融合多组学数据的原核基因组肽编码sORFs多维特征挖掘及预测

Whether encoding protein is the golden standard for distinguishing protein coding genes and non-coding RNA (ncRNA), while recent detected peptide coding small open reading frames (sORFs) from lncRNA challenged this standard. More and more studies have shown that peptide coding sORFs exist in different regions of eukaryotic and prokaryotic genomes universally, which play important roles in biological activities. Because of the low expression level and low abundance and the short sequence length, there is few effective computational or experimental methods and data resources for peptide coding sORFs, then study of peptide coding sORFs is in its early phase. At present, most studies of peptide coding sORFs are concentrated on several model eukaryotes，people know little about its intrinsic features, therefore the peptide coding sORFs bring more challenges for genome annotation under the precision medicine era. Then, this project is proposed to comprehensively understand the intrinsic biological mechanism and accurately identify the peptide coding sORFs in prokaryotic genomes. Firstly, the intrinsic sequential and structural features of peptide coding sORFs are deeply analyzed at nucleic acids and protein level by integration of multi-omics data and bioinformatics methods. Secondly, based on abovementioned comprehensive analysis, mathematical statistics models are developed to numerically describe their specific properties, from which we can derive efficient numerical descriptors for completing the peptide coding sORFs prediction algorithm. Thirdly, prediction credibility analysis can be performed with the help of multiple omics sequencing and biological technologies, then the peptide coding sORFs prediction algorithm can be further perfected according to the feedback of the credibility analysis. Finally, the web server of the accomplished peptide coding sORFs prediction algorithm will be developed and the prediction algorithm will be also applied to more prokaryotic genomes, and then an online database for sORFs and their encoding peptides can be constructed. In summary, this project will provide solid theoretical basis and useful tools for later genome annotation and study ncRNA as well as peptides design related studies.

能否编码蛋白是区分mRNA与非编码RNA的理论基础，而近期在非编码RNA中发现的可编码多肽小开放阅读框（sORFs）对此提出了挑战。大量研究表明肽编码sORFs普遍存在于真核和原核生物基因组各区域，具有重要生物功能。由于表达水平及丰度低、序列短等因素，肽编码sORFs还缺乏有效研究方法及数据资源，现有研究仅集中于少数真核模式生物，对其固有生物特征认识不深入，因此肽编码sORFs为“精准”时代基因组注释提出了更高要求。本项目重点：深度融合转录组、核糖体谱、蛋白质组等多种组学测序及生物信息技术，发展序列结构特征有效分析方法，从核酸及蛋白质层次深入挖掘原核生物基因组肽编码sORFs及其翻译多肽的多维固有特征，进而针对原核生物肽编码sORFs识别发展普适性预测算法，并开发肽编码sORFs在线预测平台及相关数据库资源，为今后基因组注释、非编码RNA及基于多肽的药物设计等研究提供坚实的理论和技术基础。

肽编码sORFs是一种被长期忽略的基因组“暗物质”，随着测序技术发展，已有大量研究证实肽编码sORFs普遍存在并发挥重要生物功能。与常规蛋白编码基因（>300碱基）相比，其表达水平及丰度低、序列短、实验技术缺乏，因此对sORFs研究难度大，多数集中在人、鼠、拟南芥等几种真核模式生物，对原核生物研究较少，能够有效识别sORFs的生物信息算法及相关数据库资源缺乏，其相关序列结构机制等生物特征认识亟待深入。因此，本项目深入融合转录组、蛋白质组等多种组学数据，充分结合生物信息技术、分子动力学模拟技术，从核酸和蛋白质层次针对原核生物基因组肽编码sORFs序列、结构、功能、结构无序等多维特征挖掘开展了系统研究，同时，发展了能够有效展现序列结构特征的数理研究方法，提出了一套完善的能够对原核生物基因组普遍适用的肽编码sORFs预测算法，并开发了系列sORFs数据资源库及预测平台。同时，本项目发展的分析方法进一步应用于产甲烷菌等生态、农业相关微生物组学分析，得到了较好的研究结果，因而本项目为今后sORFs研究提供了坚实的理论和方法基础。
+--
### 任务要求
能否将上面这篇关于原核基因组肽编码sORFs的文档中，从“肽编码sORFs是一种被长期”起，到“提供了坚实的理论和方法基础。”为止（含这两处）的内容一字不差地照录下来？

(文档版面分析数据)
+--
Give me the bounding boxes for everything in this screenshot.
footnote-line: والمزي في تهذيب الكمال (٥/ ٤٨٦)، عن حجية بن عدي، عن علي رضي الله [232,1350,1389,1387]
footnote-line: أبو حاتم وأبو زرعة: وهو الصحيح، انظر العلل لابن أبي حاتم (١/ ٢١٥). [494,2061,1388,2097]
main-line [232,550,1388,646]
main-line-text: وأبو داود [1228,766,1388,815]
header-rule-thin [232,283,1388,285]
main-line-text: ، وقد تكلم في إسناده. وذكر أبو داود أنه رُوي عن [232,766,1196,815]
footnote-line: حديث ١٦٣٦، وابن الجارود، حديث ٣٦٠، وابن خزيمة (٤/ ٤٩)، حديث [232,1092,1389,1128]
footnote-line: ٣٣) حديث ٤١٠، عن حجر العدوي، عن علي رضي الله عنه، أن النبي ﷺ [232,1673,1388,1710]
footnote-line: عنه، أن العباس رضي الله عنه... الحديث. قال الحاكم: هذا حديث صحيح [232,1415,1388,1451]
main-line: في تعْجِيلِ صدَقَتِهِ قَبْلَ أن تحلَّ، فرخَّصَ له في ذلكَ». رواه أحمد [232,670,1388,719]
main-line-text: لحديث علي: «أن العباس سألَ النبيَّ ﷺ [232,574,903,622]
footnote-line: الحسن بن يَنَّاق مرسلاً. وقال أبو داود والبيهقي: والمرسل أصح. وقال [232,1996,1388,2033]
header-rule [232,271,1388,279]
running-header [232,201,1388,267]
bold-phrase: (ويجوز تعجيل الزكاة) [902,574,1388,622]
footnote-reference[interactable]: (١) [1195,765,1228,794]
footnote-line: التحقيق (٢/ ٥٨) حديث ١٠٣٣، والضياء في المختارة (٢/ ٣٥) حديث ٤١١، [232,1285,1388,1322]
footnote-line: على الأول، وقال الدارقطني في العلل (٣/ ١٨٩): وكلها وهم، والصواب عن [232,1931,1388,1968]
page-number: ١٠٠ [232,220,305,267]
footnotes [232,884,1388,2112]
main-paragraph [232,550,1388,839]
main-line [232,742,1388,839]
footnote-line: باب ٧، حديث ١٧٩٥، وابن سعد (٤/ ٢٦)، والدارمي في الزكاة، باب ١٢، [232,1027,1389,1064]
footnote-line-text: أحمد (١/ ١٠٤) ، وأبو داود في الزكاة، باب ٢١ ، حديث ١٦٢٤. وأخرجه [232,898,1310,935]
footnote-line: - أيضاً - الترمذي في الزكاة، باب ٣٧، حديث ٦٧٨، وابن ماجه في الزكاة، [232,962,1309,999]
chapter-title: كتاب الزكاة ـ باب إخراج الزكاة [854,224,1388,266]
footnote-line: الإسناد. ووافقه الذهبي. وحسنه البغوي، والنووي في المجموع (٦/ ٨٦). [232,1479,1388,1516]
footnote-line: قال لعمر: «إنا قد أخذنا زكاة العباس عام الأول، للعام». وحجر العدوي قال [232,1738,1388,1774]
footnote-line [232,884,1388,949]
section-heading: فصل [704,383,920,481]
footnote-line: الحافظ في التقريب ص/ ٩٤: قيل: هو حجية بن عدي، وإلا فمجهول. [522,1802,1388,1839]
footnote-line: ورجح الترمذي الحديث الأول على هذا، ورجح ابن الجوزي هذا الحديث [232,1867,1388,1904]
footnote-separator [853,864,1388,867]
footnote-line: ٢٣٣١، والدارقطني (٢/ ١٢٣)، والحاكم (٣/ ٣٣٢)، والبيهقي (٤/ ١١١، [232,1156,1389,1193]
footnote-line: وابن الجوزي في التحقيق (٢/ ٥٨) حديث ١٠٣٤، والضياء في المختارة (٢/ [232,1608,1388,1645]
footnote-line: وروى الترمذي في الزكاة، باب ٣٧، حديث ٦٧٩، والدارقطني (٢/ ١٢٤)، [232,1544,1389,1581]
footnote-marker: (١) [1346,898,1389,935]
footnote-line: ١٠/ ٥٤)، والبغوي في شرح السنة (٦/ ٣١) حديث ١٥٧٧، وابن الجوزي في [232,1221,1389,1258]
+--
### 任务结果
肽编码sORFs是一种被长期忽略的基因组“暗物质”，随着测序技术发展，已有大量研究证实肽编码sORFs普遍存在并发挥重要生物功能。与常规蛋白编码基因（>300碱基）相比，其表达水平及丰度低、序列短、实验技术缺乏，因此对sORFs研究难度大，多数集中在人、鼠、拟南芥等几种真核模式生物，对原核生物研究较少，能够有效识别sORFs的生物信息算法及相关数据库资源缺乏，其相关序列结构机制等生物特征认识亟待深入。因此，本项目深入融合转录组、蛋白质组等多种组学数据，充分结合生物信息技术、分子动力学模拟技术，从核酸和蛋白质层次针对原核生物基因组肽编码sORFs序列、结构、功能、结构无序等多维特征挖掘开展了系统研究，同时，发展了能够有效展现序列结构特征的数理研究方法，提出了一套完善的能够对原核生物基因组普遍适用的肽编码sORFs预测算法，并开发了系列sORFs数据资源库及预测平台。同时，本项目发展的分析方法进一步应用于产甲烷菌等生态、农业相关微生物组学分析，得到了较好的研究结果，因而本项目为今后sORFs研究提供了坚实的理论和方法基础。